◆ **Given problem**: Gather all lines with the word "Hormuz" in them.

--- Begin ---

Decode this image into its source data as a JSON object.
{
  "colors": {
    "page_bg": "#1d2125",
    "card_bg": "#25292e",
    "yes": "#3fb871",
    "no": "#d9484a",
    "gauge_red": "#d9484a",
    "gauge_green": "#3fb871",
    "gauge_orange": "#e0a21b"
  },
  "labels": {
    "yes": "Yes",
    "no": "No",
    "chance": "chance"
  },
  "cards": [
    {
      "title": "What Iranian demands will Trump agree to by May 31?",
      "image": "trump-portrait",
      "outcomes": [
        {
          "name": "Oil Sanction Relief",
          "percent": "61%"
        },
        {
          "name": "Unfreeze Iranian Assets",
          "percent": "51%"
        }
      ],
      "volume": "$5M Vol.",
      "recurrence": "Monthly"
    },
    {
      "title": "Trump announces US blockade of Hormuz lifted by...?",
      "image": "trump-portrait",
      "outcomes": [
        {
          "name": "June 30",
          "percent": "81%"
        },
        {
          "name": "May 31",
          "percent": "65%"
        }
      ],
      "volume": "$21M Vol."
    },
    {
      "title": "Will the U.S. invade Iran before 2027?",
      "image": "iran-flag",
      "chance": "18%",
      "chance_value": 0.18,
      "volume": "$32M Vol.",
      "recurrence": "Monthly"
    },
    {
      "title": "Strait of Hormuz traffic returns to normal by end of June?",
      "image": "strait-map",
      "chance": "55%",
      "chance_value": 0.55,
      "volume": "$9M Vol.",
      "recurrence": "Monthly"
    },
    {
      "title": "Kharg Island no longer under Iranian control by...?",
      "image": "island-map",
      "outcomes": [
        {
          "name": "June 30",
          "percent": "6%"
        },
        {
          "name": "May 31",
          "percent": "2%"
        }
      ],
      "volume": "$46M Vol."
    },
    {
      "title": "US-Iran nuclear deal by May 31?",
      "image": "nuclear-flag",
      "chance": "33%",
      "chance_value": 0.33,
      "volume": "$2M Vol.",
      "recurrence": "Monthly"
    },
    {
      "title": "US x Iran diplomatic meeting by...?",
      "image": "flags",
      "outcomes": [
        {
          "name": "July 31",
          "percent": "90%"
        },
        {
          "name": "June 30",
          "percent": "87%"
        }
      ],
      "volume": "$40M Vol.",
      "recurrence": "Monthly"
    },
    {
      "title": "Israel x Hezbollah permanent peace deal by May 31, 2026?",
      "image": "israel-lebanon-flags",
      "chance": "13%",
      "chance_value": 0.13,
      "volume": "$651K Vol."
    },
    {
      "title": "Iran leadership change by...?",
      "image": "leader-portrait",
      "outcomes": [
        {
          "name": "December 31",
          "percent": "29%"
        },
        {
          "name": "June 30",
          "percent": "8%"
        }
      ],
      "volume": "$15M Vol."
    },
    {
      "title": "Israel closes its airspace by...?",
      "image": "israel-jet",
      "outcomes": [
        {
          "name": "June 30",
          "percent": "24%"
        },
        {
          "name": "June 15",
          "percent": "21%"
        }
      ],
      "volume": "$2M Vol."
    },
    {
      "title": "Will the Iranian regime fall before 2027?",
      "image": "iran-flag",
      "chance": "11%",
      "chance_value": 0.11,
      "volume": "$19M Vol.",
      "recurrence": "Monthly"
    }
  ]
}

--- End ---

◆ **Answer to the task**:
      "title": "Trump announces US blockade of Hormuz lifted by...?",
      "title": "Strait of Hormuz traffic returns to normal by end of June?",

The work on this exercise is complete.